§ **Data supplied**:
- - - - - - -

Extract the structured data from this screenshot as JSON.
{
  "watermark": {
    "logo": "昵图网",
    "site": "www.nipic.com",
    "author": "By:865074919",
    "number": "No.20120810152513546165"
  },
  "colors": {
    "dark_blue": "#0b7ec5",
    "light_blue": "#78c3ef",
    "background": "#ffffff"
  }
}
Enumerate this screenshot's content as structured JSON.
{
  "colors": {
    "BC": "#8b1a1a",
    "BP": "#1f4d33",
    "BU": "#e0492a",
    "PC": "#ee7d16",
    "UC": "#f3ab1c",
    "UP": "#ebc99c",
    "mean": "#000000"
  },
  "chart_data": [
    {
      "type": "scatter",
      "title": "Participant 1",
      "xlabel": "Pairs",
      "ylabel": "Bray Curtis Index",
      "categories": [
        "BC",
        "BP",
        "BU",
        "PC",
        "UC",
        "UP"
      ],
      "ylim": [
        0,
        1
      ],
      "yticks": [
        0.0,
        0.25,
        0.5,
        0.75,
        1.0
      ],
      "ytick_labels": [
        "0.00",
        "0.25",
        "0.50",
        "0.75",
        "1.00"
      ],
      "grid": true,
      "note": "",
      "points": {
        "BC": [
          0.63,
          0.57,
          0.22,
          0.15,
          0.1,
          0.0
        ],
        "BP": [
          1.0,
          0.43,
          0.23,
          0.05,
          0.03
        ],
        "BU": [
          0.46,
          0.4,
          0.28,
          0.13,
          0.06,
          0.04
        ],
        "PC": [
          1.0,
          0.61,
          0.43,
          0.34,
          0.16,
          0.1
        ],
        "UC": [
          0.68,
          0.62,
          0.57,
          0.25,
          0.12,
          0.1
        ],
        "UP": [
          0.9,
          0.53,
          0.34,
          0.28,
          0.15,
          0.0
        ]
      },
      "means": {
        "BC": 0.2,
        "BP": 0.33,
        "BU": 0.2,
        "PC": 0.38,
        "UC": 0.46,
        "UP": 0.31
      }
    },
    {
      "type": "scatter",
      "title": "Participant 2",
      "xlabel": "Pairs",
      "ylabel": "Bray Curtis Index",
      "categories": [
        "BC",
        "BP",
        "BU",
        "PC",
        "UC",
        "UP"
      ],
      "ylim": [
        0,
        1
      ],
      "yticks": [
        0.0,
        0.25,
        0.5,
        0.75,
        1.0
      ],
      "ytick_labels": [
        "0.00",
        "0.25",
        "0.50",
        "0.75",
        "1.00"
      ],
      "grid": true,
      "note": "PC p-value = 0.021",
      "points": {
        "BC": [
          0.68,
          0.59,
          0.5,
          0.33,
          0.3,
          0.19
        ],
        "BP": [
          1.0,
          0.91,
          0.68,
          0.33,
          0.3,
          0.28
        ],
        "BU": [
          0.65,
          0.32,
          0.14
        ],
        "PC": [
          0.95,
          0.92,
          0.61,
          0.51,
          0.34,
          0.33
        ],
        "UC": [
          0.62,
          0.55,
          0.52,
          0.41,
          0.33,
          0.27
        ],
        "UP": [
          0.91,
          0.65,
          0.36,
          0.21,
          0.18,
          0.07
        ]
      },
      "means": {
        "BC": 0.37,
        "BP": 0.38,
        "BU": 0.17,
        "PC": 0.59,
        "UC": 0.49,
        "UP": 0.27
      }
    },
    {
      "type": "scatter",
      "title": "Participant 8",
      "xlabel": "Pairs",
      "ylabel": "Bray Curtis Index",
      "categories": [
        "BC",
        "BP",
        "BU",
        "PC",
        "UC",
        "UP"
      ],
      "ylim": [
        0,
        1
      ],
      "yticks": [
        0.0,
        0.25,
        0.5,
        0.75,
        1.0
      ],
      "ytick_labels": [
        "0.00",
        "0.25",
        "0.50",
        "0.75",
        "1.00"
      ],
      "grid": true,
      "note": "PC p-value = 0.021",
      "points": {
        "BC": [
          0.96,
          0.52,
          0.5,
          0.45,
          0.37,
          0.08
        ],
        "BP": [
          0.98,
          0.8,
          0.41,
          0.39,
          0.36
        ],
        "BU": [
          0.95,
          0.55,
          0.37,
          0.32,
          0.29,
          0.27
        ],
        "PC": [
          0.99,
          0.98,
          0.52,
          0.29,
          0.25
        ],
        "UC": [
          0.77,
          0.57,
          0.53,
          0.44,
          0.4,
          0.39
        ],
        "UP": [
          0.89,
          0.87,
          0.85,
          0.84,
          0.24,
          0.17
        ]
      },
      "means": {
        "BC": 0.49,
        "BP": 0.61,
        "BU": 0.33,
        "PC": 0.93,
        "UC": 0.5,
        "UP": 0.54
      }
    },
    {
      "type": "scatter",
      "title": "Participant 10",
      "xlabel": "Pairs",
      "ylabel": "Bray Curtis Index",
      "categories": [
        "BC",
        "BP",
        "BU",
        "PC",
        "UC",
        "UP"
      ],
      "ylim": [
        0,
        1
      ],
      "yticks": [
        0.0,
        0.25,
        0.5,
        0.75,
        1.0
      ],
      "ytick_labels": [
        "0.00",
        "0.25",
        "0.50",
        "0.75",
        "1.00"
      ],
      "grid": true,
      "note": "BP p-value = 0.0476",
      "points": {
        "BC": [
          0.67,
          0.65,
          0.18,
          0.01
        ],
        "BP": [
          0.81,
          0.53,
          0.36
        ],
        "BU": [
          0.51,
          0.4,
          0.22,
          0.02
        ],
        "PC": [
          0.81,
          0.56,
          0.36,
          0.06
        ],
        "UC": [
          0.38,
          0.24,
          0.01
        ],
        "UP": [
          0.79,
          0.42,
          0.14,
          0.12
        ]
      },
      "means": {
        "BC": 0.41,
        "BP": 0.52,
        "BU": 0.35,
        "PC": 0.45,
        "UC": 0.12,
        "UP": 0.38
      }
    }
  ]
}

- - - - - - -

§ **Brief**: Transcribe every entry verbatim.

§ **Solution**:
Extract the structured data from this screenshot as JSON.
{
  "watermark": {
    "logo": "昵图网",
    "site": "www.nipic.com",
    "author": "By:865074919",
    "number": "No.20120810152513546165"
  },
  "colors": {
    "dark_blue": "#0b7ec5",
    "light_blue": "#78c3ef",
    "background": "#ffffff"
  }
}
Enumerate this screenshot's content as structured JSON.
{
  "colors": {
    "BC": "#8b1a1a",
    "BP": "#1f4d33",
    "BU": "#e0492a",
    "PC": "#ee7d16",
    "UC": "#f3ab1c",
    "UP": "#ebc99c",
    "mean": "#000000"
  },
  "chart_data": [
    {
      "type": "scatter",
      "title": "Participant 1",
      "xlabel": "Pairs",
      "ylabel": "Bray Curtis Index",
      "categories": [
        "BC",
        "BP",
        "BU",
        "PC",
        "UC",
        "UP"
      ],
      "ylim": [
        0,
        1
      ],
      "yticks": [
        0.0,
        0.25,
        0.5,
        0.75,
        1.0
      ],
      "ytick_labels": [
        "0.00",
        "0.25",
        "0.50",
        "0.75",
        "1.00"
      ],
      "grid": true,
      "note": "",
      "points": {
        "BC": [
          0.63,
          0.57,
          0.22,
          0.15,
          0.1,
          0.0
        ],
        "BP": [
          1.0,
          0.43,
          0.23,
          0.05,
          0.03
        ],
        "BU": [
          0.46,
          0.4,
          0.28,
          0.13,
          0.06,
          0.04
        ],
        "PC": [
          1.0,
          0.61,
          0.43,
          0.34,
          0.16,
          0.1
        ],
        "UC": [
          0.68,
          0.62,
          0.57,
          0.25,
          0.12,
          0.1
        ],
        "UP": [
          0.9,
          0.53,
          0.34,
          0.28,
          0.15,
          0.0
        ]
      },
      "means": {
        "BC": 0.2,
        "BP": 0.33,
        "BU": 0.2,
        "PC": 0.38,
        "UC": 0.46,
        "UP": 0.31
      }
    },
    {
      "type": "scatter",
      "title": "Participant 2",
      "xlabel": "Pairs",
      "ylabel": "Bray Curtis Index",
      "categories": [
        "BC",
        "BP",
        "BU",
        "PC",
        "UC",
        "UP"
      ],
      "ylim": [
        0,
        1
      ],
      "yticks": [
        0.0,
        0.25,
        0.5,
        0.75,
        1.0
      ],
      "ytick_labels": [
        "0.00",
        "0.25",
        "0.50",
        "0.75",
        "1.00"
      ],
      "grid": true,
      "note": "PC p-value = 0.021",
      "points": {
        "BC": [
          0.68,
          0.59,
          0.5,
          0.33,
          0.3,
          0.19
        ],
        "BP": [
          1.0,
          0.91,
          0.68,
          0.33,
          0.3,
          0.28
        ],
        "BU": [
          0.65,
          0.32,
          0.14
        ],
        "PC": [
          0.95,
          0.92,
          0.61,
          0.51,
          0.34,
          0.33
        ],
        "UC": [
          0.62,
          0.55,
          0.52,
          0.41,
          0.33,
          0.27
        ],
        "UP": [
          0.91,
          0.65,
          0.36,
          0.21,
          0.18,
          0.07
        ]
      },
      "means": {
        "BC": 0.37,
        "BP": 0.38,
        "BU": 0.17,
        "PC": 0.59,
        "UC": 0.49,
        "UP": 0.27
      }
    },
    {
      "type": "scatter",
      "title": "Participant 8",
      "xlabel": "Pairs",
      "ylabel": "Bray Curtis Index",
      "categories": [
        "BC",
        "BP",
        "BU",
        "PC",
        "UC",
        "UP"
      ],
      "ylim": [
        0,
        1
      ],
      "yticks": [
        0.0,
        0.25,
        0.5,
        0.75,
        1.0
      ],
      "ytick_labels": [
        "0.00",
        "0.25",
        "0.50",
        "0.75",
        "1.00"
      ],
      "grid": true,
      "note": "PC p-value = 0.021",
      "points": {
        "BC": [
          0.96,
          0.52,
          0.5,
          0.45,
          0.37,
          0.08
        ],
        "BP": [
          0.98,
          0.8,
          0.41,
          0.39,
          0.36
        ],
        "BU": [
          0.95,
          0.55,
          0.37,
          0.32,
          0.29,
          0.27
        ],
        "PC": [
          0.99,
          0.98,
          0.52,
          0.29,
          0.25
        ],
        "UC": [
          0.77,
          0.57,
          0.53,
          0.44,
          0.4,
          0.39
        ],
        "UP": [
          0.89,
          0.87,
          0.85,
          0.84,
          0.24,
          0.17
        ]
      },
      "means": {
        "BC": 0.49,
        "BP": 0.61,
        "BU": 0.33,
        "PC": 0.93,
        "UC": 0.5,
        "UP": 0.54
      }
    },
    {
      "type": "scatter",
      "title": "Participant 10",
      "xlabel": "Pairs",
      "ylabel": "Bray Curtis Index",
      "categories": [
        "BC",
        "BP",
        "BU",
        "PC",
        "UC",
        "UP"
      ],
      "ylim": [
        0,
        1
      ],
      "yticks": [
        0.0,
        0.25,
        0.5,
        0.75,
        1.0
      ],
      "ytick_labels": [
        "0.00",
        "0.25",
        "0.50",
        "0.75",
        "1.00"
      ],
      "grid": true,
      "note": "BP p-value = 0.0476",
      "points": {
        "BC": [
          0.67,
          0.65,
          0.18,
          0.01
        ],
        "BP": [
          0.81,
          0.53,
          0.36
        ],
        "BU": [
          0.51,
          0.4,
          0.22,
          0.02
        ],
        "PC": [
          0.81,
          0.56,
          0.36,
          0.06
        ],
        "UC": [
          0.38,
          0.24,
          0.01
        ],
        "UP": [
          0.79,
          0.42,
          0.14,
          0.12
        ]
      },
      "means": {
        "BC": 0.41,
        "BP": 0.52,
        "BU": 0.35,
        "PC": 0.45,
        "UC": 0.12,
        "UP": 0.38
      }
    }
  ]
}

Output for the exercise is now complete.